• **What the exercise asks**:
Copy each record exactly as it reads, leaving out any pictures it holds.

• **Data to use**:
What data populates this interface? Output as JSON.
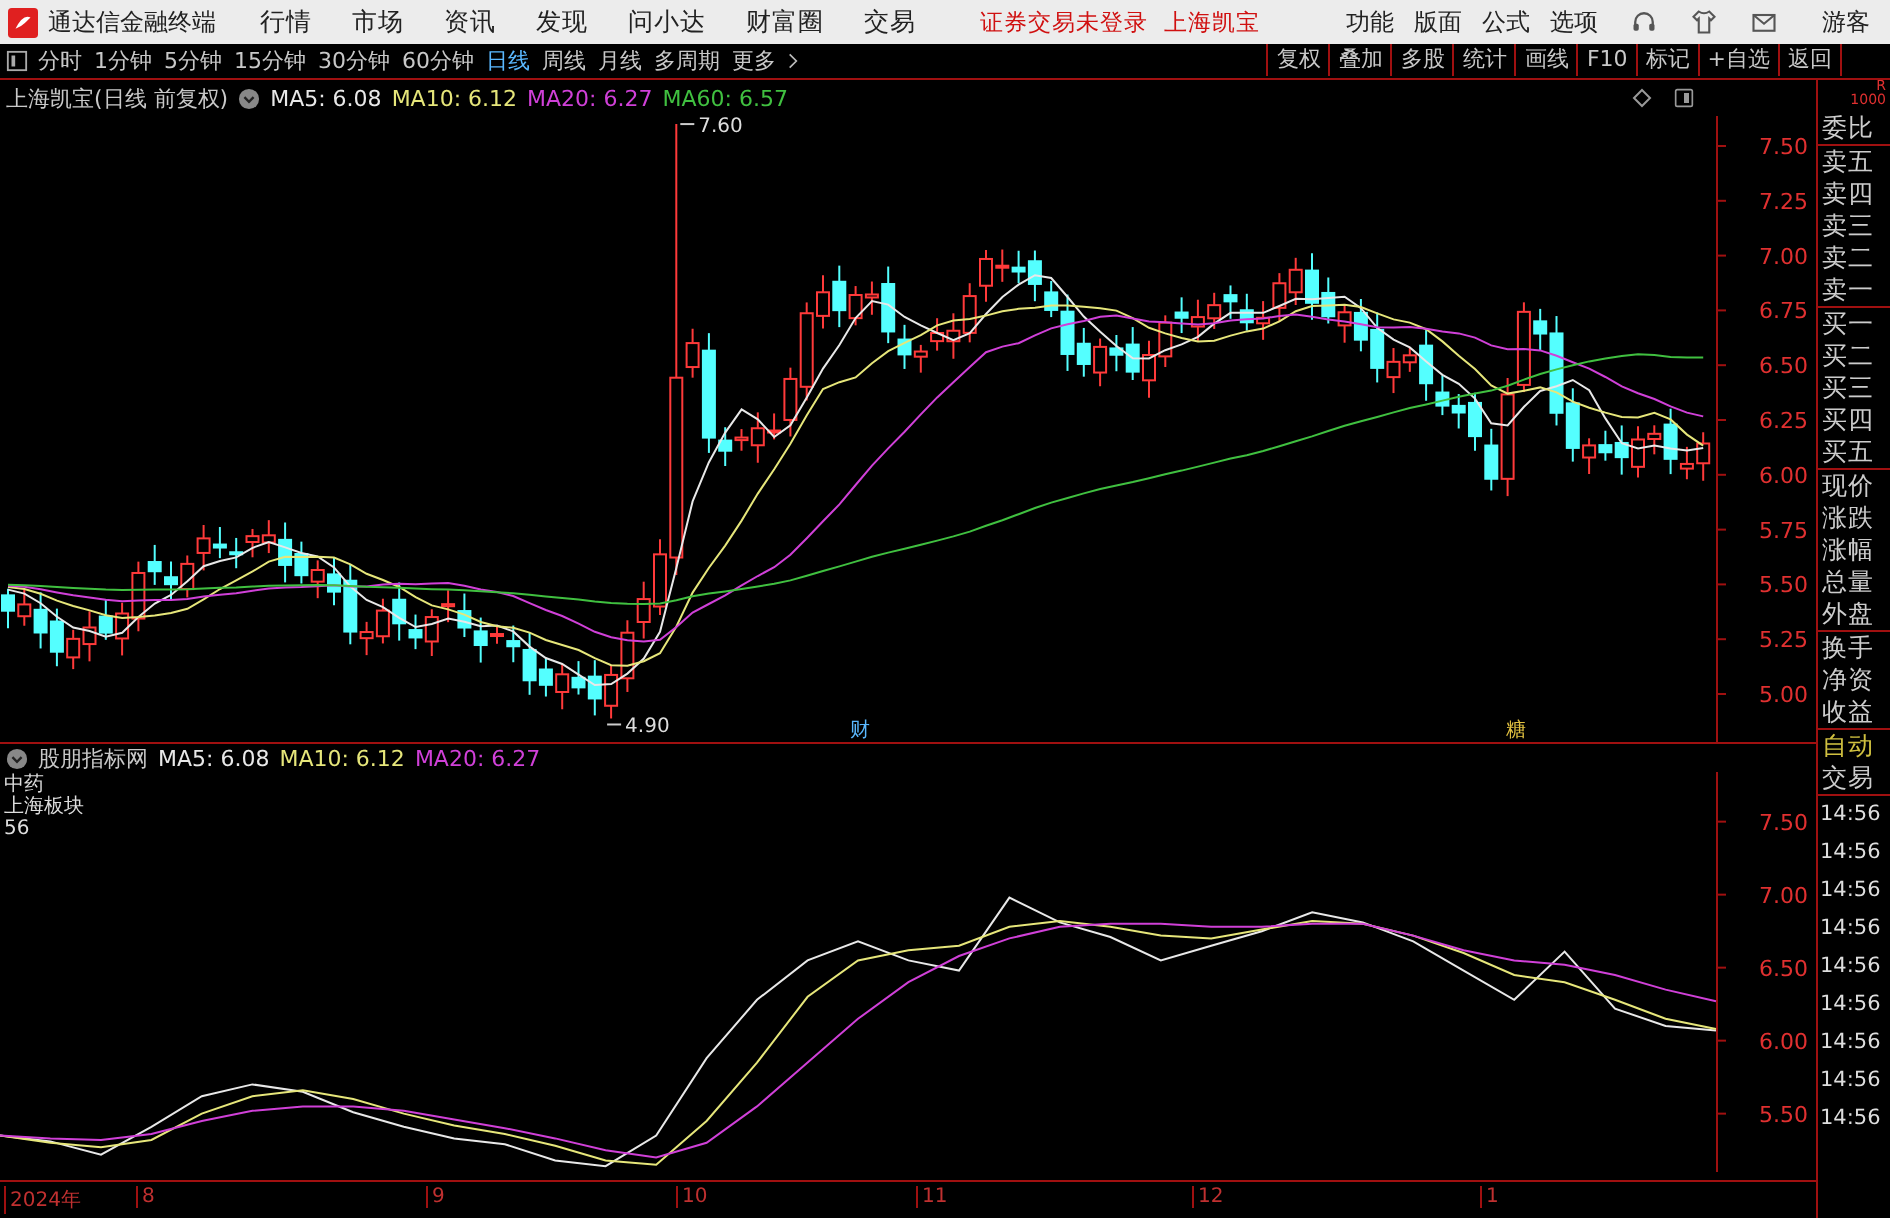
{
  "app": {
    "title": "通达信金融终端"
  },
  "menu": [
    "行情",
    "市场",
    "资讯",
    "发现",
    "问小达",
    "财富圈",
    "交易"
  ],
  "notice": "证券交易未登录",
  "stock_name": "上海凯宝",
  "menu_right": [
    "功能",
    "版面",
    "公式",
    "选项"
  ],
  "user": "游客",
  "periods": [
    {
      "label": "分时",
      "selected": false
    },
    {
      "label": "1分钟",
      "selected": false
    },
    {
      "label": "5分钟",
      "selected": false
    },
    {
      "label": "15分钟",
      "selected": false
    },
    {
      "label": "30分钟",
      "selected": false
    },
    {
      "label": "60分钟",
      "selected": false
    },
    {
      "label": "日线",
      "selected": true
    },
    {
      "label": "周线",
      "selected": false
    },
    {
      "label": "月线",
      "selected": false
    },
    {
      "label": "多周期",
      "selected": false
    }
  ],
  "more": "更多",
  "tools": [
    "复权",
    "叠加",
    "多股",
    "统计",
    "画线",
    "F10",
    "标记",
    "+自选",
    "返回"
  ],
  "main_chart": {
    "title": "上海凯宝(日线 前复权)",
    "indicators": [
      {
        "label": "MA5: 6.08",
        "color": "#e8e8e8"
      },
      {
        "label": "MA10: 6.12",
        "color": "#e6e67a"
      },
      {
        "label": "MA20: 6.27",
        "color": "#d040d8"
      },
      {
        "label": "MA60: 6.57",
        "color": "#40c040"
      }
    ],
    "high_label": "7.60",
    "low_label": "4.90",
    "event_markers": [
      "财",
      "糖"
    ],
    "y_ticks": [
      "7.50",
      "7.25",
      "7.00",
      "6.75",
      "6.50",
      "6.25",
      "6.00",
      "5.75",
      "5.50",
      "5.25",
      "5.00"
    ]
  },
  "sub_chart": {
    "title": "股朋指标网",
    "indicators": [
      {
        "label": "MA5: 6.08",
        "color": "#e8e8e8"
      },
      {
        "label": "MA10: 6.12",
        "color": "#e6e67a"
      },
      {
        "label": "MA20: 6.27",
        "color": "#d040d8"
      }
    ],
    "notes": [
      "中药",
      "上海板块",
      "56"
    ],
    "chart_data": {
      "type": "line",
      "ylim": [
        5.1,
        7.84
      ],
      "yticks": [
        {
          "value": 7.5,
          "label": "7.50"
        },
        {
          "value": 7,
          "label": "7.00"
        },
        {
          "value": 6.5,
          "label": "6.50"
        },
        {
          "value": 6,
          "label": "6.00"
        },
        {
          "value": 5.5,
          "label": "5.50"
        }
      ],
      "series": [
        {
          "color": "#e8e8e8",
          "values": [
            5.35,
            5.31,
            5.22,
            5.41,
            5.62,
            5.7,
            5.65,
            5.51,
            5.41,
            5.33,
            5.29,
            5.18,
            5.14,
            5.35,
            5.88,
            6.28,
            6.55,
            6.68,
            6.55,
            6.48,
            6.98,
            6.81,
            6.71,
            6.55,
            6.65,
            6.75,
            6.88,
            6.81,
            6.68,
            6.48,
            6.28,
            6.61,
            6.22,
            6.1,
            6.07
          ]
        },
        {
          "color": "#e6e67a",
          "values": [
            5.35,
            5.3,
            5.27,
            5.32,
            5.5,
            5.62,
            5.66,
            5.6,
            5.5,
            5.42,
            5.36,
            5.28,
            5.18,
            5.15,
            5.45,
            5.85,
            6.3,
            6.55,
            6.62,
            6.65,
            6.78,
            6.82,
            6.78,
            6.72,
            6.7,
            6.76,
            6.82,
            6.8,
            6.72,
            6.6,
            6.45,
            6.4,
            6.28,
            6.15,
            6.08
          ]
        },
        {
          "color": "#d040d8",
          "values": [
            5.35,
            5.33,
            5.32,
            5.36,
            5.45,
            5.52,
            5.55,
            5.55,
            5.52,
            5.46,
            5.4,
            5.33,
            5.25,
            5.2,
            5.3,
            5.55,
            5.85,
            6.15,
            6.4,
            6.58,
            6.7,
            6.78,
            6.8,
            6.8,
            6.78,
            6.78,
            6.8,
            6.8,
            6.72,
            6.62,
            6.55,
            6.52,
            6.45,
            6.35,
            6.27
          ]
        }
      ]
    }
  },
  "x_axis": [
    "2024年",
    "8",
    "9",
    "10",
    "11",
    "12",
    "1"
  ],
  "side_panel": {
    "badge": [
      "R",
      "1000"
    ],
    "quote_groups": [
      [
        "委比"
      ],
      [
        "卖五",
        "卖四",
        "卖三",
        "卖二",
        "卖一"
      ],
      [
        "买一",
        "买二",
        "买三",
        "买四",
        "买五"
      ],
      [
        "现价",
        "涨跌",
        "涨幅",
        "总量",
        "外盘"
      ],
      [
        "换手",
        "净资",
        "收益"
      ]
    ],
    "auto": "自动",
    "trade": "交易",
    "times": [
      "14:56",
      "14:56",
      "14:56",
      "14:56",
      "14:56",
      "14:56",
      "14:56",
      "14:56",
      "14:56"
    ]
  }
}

• **Reply to the exercise**:
What data populates this interface? Output as JSON.
{
  "app": {
    "title": "通达信金融终端"
  },
  "menu": [
    "行情",
    "市场",
    "资讯",
    "发现",
    "问小达",
    "财富圈",
    "交易"
  ],
  "notice": "证券交易未登录",
  "stock_name": "上海凯宝",
  "menu_right": [
    "功能",
    "版面",
    "公式",
    "选项"
  ],
  "user": "游客",
  "periods": [
    {
      "label": "分时",
      "selected": false
    },
    {
      "label": "1分钟",
      "selected": false
    },
    {
      "label": "5分钟",
      "selected": false
    },
    {
      "label": "15分钟",
      "selected": false
    },
    {
      "label": "30分钟",
      "selected": false
    },
    {
      "label": "60分钟",
      "selected": false
    },
    {
      "label": "日线",
      "selected": true
    },
    {
      "label": "周线",
      "selected": false
    },
    {
      "label": "月线",
      "selected": false
    },
    {
      "label": "多周期",
      "selected": false
    }
  ],
  "more": "更多",
  "tools": [
    "复权",
    "叠加",
    "多股",
    "统计",
    "画线",
    "F10",
    "标记",
    "+自选",
    "返回"
  ],
  "main_chart": {
    "title": "上海凯宝(日线 前复权)",
    "indicators": [
      {
        "label": "MA5: 6.08",
        "color": "#e8e8e8"
      },
      {
        "label": "MA10: 6.12",
        "color": "#e6e67a"
      },
      {
        "label": "MA20: 6.27",
        "color": "#d040d8"
      },
      {
        "label": "MA60: 6.57",
        "color": "#40c040"
      }
    ],
    "high_label": "7.60",
    "low_label": "4.90",
    "event_markers": [
      "财",
      "糖"
    ],
    "y_ticks": [
      "7.50",
      "7.25",
      "7.00",
      "6.75",
      "6.50",
      "6.25",
      "6.00",
      "5.75",
      "5.50",
      "5.25",
      "5.00"
    ]
  },
  "sub_chart": {
    "title": "股朋指标网",
    "indicators": [
      {
        "label": "MA5: 6.08",
        "color": "#e8e8e8"
      },
      {
        "label": "MA10: 6.12",
        "color": "#e6e67a"
      },
      {
        "label": "MA20: 6.27",
        "color": "#d040d8"
      }
    ],
    "notes": [
      "中药",
      "上海板块",
      "56"
    ],
    "chart_data": {
      "type": "line",
      "ylim": [
        5.1,
        7.84
      ],
      "yticks": [
        {
          "value": 7.5,
          "label": "7.50"
        },
        {
          "value": 7,
          "label": "7.00"
        },
        {
          "value": 6.5,
          "label": "6.50"
        },
        {
          "value": 6,
          "label": "6.00"
        },
        {
          "value": 5.5,
          "label": "5.50"
        }
      ],
      "series": [
        {
          "color": "#e8e8e8",
          "values": [
            5.35,
            5.31,
            5.22,
            5.41,
            5.62,
            5.7,
            5.65,
            5.51,
            5.41,
            5.33,
            5.29,
            5.18,
            5.14,
            5.35,
            5.88,
            6.28,
            6.55,
            6.68,
            6.55,
            6.48,
            6.98,
            6.81,
            6.71,
            6.55,
            6.65,
            6.75,
            6.88,
            6.81,
            6.68,
            6.48,
            6.28,
            6.61,
            6.22,
            6.1,
            6.07
          ]
        },
        {
          "color": "#e6e67a",
          "values": [
            5.35,
            5.3,
            5.27,
            5.32,
            5.5,
            5.62,
            5.66,
            5.6,
            5.5,
            5.42,
            5.36,
            5.28,
            5.18,
            5.15,
            5.45,
            5.85,
            6.3,
            6.55,
            6.62,
            6.65,
            6.78,
            6.82,
            6.78,
            6.72,
            6.7,
            6.76,
            6.82,
            6.8,
            6.72,
            6.6,
            6.45,
            6.4,
            6.28,
            6.15,
            6.08
          ]
        },
        {
          "color": "#d040d8",
          "values": [
            5.35,
            5.33,
            5.32,
            5.36,
            5.45,
            5.52,
            5.55,
            5.55,
            5.52,
            5.46,
            5.4,
            5.33,
            5.25,
            5.2,
            5.3,
            5.55,
            5.85,
            6.15,
            6.4,
            6.58,
            6.7,
            6.78,
            6.8,
            6.8,
            6.78,
            6.78,
            6.8,
            6.8,
            6.72,
            6.62,
            6.55,
            6.52,
            6.45,
            6.35,
            6.27
          ]
        }
      ]
    }
  },
  "x_axis": [
    "2024年",
    "8",
    "9",
    "10",
    "11",
    "12",
    "1"
  ],
  "side_panel": {
    "badge": [
      "R",
      "1000"
    ],
    "quote_groups": [
      [
        "委比"
      ],
      [
        "卖五",
        "卖四",
        "卖三",
        "卖二",
        "卖一"
      ],
      [
        "买一",
        "买二",
        "买三",
        "买四",
        "买五"
      ],
      [
        "现价",
        "涨跌",
        "涨幅",
        "总量",
        "外盘"
      ],
      [
        "换手",
        "净资",
        "收益"
      ]
    ],
    "auto": "自动",
    "trade": "交易",
    "times": [
      "14:56",
      "14:56",
      "14:56",
      "14:56",
      "14:56",
      "14:56",
      "14:56",
      "14:56",
      "14:56"
    ]
  }
}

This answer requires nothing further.